- SHORT EXERCISE -
Without altering anything, output the material below.

··········

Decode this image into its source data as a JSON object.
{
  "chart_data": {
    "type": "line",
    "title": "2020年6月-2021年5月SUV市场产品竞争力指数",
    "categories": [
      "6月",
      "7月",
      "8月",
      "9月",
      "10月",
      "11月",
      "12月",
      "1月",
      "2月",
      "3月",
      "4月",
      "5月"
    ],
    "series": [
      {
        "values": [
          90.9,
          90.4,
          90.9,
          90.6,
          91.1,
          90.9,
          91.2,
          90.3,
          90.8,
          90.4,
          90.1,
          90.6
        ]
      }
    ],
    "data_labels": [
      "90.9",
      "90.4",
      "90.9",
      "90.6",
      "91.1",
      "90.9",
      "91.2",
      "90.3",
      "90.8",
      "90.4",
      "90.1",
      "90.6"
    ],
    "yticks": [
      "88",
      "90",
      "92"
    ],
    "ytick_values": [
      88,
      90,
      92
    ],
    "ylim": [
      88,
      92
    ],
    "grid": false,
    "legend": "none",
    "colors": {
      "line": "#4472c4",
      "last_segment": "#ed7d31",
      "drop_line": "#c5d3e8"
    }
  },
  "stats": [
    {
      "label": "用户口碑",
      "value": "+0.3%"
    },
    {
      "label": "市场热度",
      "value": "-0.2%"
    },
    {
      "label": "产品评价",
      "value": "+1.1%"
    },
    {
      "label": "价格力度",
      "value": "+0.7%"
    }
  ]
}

··········

- RESULT FOR THIS EXERCISE -
Decode this image into its source data as a JSON object.
{
  "chart_data": {
    "type": "line",
    "title": "2020年6月-2021年5月SUV市场产品竞争力指数",
    "categories": [
      "6月",
      "7月",
      "8月",
      "9月",
      "10月",
      "11月",
      "12月",
      "1月",
      "2月",
      "3月",
      "4月",
      "5月"
    ],
    "series": [
      {
        "values": [
          90.9,
          90.4,
          90.9,
          90.6,
          91.1,
          90.9,
          91.2,
          90.3,
          90.8,
          90.4,
          90.1,
          90.6
        ]
      }
    ],
    "data_labels": [
      "90.9",
      "90.4",
      "90.9",
      "90.6",
      "91.1",
      "90.9",
      "91.2",
      "90.3",
      "90.8",
      "90.4",
      "90.1",
      "90.6"
    ],
    "yticks": [
      "88",
      "90",
      "92"
    ],
    "ytick_values": [
      88,
      90,
      92
    ],
    "ylim": [
      88,
      92
    ],
    "grid": false,
    "legend": "none",
    "colors": {
      "line": "#4472c4",
      "last_segment": "#ed7d31",
      "drop_line": "#c5d3e8"
    }
  },
  "stats": [
    {
      "label": "用户口碑",
      "value": "+0.3%"
    },
    {
      "label": "市场热度",
      "value": "-0.2%"
    },
    {
      "label": "产品评价",
      "value": "+1.1%"
    },
    {
      "label": "价格力度",
      "value": "+0.7%"
    }
  ]
}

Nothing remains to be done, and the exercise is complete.